What you need to do ▸ List each of the three groups into which the abstract on holographic measurements in a turbulent boundary layer classifies the near-wall 3D flow structures, and give its stated characteristics.

Excerpted text ▸
Experiments in Fluids

, Volume 45, Issue 6, pp 1023–1035

Using digital holographic microscopy for simultaneous measurements of 3D near wall velocity and wall shear stress in a turbulent boundary layer

Research Article

DOI: 10.1007/s00348-008-0524-2

Cite this article as:
Sheng, J., Malkiel, E. & Katz, J. Exp Fluids (2008) 45: 1023. doi:10.1007/s00348-008-0524-2

Abstract

A digital holographic microscope is used to simultaneously measure the instantaneous 3D flow structure in the inner part of a turbulent boundary layer over a smooth wall, and the spatial distribution of wall shear stresses. The measurements are performed in a fully developed turbulent channel flow within square duct, at a moderately high Reynolds number. The sample volume size is 90 × 145 × 90 wall units, and the spatial resolution of the measurements is 3–8 wall units in streamwise and spanwise directions and one wall unit in the wall-normal direction. The paper describes the data acquisition and analysis procedures, including the particle tracking method and associated method for matching of particle pairs. The uncertainty in velocity is estimated to be better than 1 mm/s, less than 0.05% of the free stream velocity, by comparing the statistics of the normalized velocity divergence to divergence obtained by randomly adding an error of 1 mm/s to the data. Spatial distributions of wall shear stresses are approximated with the least square fit of velocity measurements in the viscous sublayer. Mean flow profiles and statistics of velocity fluctuations agree very well with expectations. Joint probability density distributions of instantaneous spanwise and streamwise wall shear stresses demonstrate the significance of near-wall coherent structures. The near wall 3D flow structures are classified into three groups, the first containing a pair of counter-rotating, quasi streamwise vortices and high streak-like shear stresses; the second group is characterized by multiple streamwise vortices and little variations in wall stress; and the third group has no buffer layer structures.

Dataset extract ▸

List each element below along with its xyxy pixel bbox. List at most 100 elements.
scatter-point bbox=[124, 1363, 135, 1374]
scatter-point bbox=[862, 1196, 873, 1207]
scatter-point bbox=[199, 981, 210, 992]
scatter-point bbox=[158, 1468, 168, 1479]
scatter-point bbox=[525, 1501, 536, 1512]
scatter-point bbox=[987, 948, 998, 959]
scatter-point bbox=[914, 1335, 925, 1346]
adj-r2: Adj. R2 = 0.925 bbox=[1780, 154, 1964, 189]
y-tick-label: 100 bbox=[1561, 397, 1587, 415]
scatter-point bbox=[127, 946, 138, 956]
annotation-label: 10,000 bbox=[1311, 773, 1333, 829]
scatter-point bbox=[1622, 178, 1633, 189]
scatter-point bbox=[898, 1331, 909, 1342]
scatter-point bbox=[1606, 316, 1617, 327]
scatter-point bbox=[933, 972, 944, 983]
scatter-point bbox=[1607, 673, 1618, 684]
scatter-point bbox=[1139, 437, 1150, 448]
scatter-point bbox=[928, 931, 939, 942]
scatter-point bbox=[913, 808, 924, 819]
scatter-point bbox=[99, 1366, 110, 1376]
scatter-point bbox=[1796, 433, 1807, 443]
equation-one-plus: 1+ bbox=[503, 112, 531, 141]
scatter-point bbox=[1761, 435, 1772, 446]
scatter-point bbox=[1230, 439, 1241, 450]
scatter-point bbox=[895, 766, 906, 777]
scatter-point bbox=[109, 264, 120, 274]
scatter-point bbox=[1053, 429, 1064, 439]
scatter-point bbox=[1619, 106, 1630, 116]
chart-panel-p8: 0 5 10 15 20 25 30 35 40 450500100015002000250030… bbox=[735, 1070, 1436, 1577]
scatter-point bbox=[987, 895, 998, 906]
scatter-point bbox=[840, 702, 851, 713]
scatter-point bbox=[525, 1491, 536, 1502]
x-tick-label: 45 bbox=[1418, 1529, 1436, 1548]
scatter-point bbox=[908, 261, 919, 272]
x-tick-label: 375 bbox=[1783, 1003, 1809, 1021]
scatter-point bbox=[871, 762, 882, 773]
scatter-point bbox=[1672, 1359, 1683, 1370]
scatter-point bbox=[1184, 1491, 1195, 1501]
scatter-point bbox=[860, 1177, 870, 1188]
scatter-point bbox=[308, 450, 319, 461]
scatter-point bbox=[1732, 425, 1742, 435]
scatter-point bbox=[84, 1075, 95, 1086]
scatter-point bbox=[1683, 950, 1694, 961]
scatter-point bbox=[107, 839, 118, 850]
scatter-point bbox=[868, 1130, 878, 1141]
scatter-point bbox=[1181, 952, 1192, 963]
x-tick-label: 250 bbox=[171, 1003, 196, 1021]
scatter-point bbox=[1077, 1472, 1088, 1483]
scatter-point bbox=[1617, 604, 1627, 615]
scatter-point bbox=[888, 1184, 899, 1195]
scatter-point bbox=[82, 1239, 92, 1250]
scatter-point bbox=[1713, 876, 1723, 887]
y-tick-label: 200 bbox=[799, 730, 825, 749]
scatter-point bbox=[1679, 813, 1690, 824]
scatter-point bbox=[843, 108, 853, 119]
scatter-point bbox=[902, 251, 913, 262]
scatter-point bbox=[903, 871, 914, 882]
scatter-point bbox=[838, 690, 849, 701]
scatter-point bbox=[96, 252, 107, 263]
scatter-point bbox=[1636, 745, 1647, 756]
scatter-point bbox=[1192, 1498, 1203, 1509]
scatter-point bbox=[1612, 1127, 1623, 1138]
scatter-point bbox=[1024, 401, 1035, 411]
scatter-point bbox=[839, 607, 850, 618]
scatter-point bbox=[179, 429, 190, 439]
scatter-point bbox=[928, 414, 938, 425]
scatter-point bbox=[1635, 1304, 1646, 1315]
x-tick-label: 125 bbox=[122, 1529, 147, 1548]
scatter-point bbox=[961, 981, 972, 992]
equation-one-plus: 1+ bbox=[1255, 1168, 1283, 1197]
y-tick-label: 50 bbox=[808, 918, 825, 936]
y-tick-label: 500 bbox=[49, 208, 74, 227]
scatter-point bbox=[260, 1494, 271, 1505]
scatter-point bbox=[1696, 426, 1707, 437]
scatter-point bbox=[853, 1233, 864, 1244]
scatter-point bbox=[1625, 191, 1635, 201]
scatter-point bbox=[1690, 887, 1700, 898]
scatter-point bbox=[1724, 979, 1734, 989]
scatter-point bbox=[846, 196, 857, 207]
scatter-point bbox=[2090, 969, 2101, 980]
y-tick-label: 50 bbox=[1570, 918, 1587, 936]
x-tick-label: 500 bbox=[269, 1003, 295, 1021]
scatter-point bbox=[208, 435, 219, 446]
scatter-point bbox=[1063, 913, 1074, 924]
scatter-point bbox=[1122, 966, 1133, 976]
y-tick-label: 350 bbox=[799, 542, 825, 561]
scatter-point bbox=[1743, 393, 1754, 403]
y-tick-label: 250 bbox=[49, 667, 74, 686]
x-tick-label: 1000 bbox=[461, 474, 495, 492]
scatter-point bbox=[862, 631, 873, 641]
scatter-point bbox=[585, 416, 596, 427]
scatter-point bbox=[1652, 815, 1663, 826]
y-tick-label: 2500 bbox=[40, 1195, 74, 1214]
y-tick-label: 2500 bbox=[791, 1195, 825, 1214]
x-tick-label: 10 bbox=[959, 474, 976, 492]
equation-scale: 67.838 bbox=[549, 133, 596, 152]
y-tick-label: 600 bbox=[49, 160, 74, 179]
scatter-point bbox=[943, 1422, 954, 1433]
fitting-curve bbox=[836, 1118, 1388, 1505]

Written response ▸
1. The first group contains a pair of counter-rotating, quasi streamwise vortices and high streak-like shear stresses.
2. The second group is characterized by multiple streamwise vortices and little variation in wall stress.
3. The third group has no buffer layer structures.